_WHAT IS REQUIRED:_ Find all the lines with "until" and gather them.

_SUPPLIED MATERIAL:_

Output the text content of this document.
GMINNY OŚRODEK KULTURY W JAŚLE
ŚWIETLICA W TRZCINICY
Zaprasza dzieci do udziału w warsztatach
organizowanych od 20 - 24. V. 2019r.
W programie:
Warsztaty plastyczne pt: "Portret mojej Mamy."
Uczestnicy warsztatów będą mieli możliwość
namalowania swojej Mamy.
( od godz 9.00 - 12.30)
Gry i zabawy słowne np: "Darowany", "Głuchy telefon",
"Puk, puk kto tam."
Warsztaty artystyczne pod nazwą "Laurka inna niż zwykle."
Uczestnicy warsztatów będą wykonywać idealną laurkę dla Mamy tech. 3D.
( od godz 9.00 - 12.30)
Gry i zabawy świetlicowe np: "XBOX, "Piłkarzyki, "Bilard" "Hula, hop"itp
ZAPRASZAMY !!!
==
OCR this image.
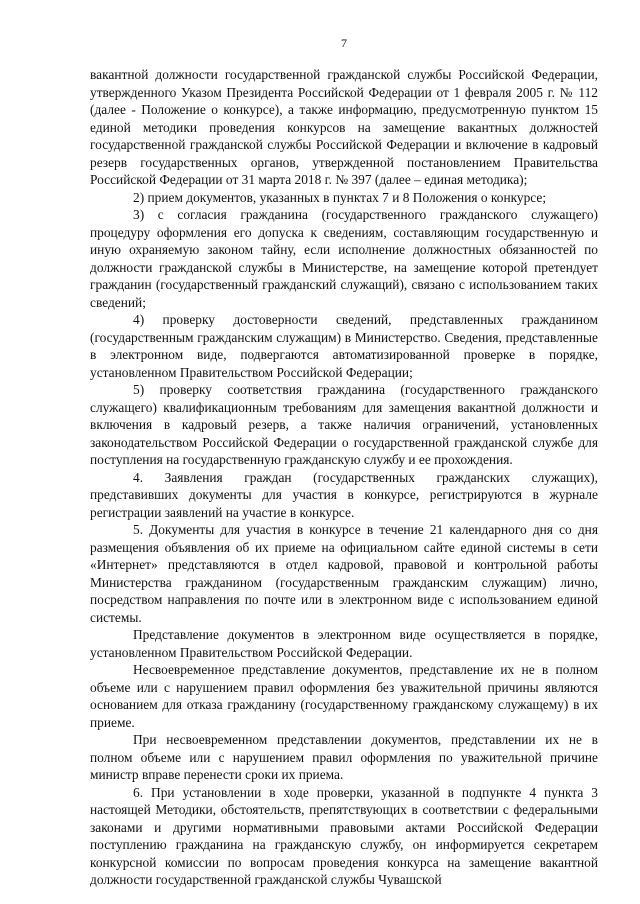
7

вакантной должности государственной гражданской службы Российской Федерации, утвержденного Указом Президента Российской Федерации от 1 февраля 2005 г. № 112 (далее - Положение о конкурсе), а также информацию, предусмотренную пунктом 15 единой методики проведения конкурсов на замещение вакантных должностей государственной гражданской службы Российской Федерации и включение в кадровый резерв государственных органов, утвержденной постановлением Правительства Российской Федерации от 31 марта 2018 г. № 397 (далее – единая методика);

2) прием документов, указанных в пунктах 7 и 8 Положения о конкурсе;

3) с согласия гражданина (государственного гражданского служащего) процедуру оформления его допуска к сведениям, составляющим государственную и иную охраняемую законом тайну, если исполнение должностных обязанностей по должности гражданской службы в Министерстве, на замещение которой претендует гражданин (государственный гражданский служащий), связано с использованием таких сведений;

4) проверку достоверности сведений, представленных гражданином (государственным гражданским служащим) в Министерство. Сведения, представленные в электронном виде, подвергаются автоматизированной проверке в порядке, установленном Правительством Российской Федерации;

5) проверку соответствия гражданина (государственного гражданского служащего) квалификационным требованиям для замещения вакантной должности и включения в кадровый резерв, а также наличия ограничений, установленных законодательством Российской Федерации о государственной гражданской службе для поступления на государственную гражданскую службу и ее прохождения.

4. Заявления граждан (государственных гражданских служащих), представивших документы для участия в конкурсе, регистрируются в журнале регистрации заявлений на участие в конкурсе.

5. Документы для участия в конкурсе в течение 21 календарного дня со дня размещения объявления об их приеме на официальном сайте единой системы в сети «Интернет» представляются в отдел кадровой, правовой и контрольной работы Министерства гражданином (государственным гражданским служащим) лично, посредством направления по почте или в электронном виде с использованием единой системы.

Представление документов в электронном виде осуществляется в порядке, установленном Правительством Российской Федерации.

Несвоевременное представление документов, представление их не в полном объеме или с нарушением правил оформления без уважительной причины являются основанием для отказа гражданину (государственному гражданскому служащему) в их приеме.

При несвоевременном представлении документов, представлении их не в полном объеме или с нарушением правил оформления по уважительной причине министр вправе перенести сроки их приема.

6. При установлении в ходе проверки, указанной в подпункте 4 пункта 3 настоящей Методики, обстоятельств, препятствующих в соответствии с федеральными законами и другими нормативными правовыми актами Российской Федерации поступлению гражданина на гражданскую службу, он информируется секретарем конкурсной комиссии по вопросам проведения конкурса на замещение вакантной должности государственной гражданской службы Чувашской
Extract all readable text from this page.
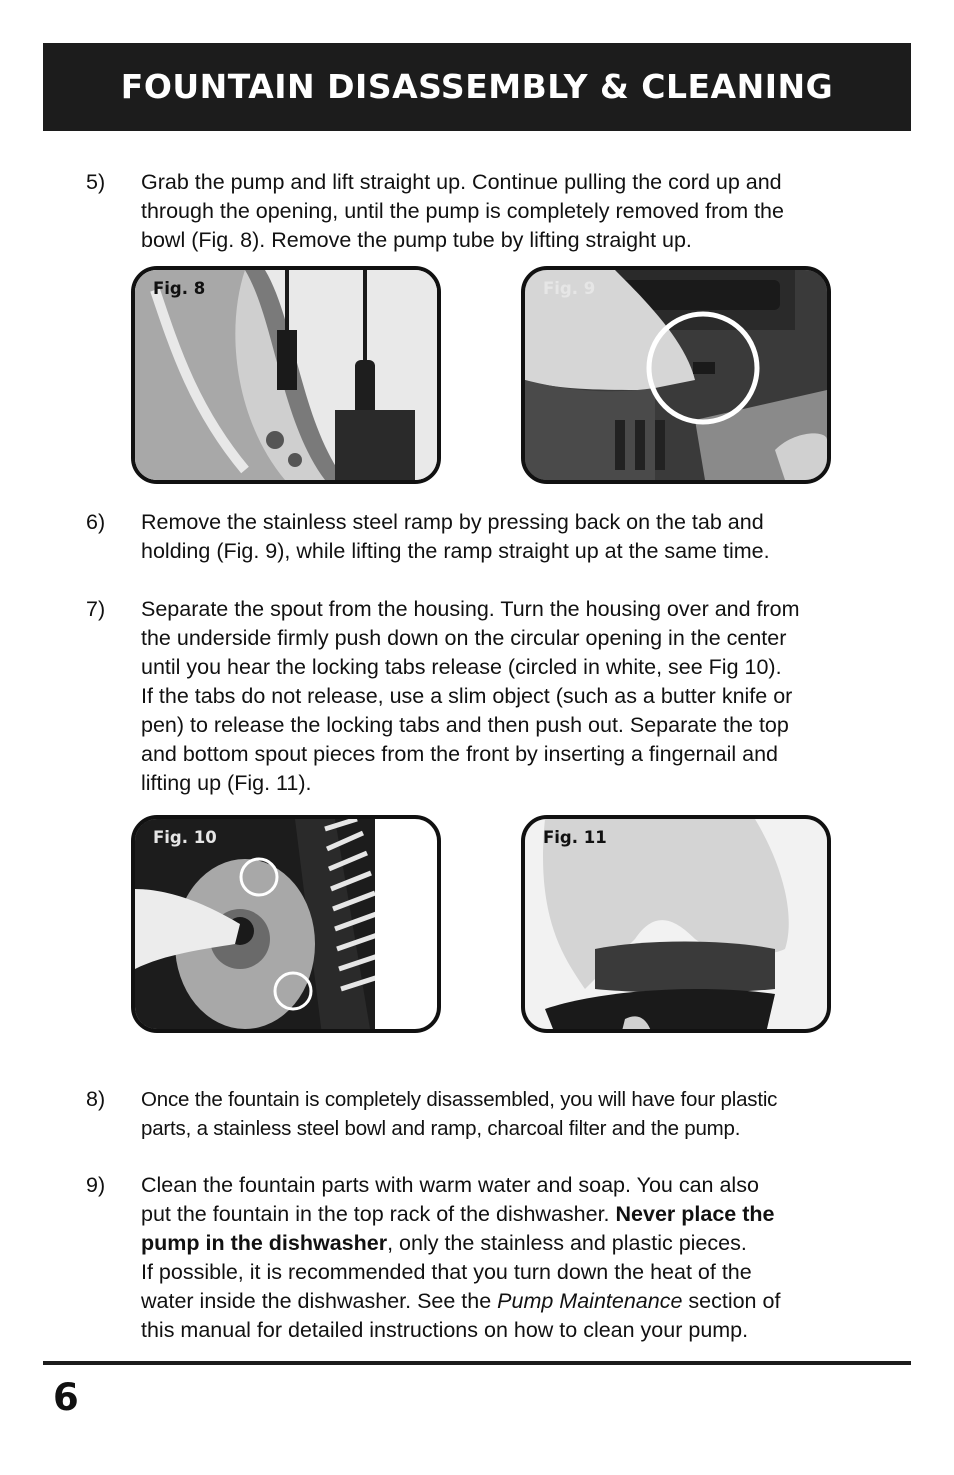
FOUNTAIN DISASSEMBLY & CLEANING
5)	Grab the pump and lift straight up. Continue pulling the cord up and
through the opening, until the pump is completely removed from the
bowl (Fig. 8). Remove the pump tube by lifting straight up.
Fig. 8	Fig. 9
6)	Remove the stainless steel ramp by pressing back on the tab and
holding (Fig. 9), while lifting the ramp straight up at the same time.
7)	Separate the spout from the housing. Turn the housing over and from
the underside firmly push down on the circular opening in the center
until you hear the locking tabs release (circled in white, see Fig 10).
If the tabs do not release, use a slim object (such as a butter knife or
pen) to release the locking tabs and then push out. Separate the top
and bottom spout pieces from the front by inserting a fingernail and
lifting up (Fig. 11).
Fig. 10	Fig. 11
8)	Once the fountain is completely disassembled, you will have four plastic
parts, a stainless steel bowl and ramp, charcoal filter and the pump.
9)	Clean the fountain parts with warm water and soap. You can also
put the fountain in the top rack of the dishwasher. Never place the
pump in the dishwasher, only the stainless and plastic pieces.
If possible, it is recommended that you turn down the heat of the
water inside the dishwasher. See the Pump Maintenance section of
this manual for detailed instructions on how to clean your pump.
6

_CORRECT ANSWER:_
through the opening, until the pump is completely removed from the
until you hear the locking tabs release (circled in white, see Fig 10).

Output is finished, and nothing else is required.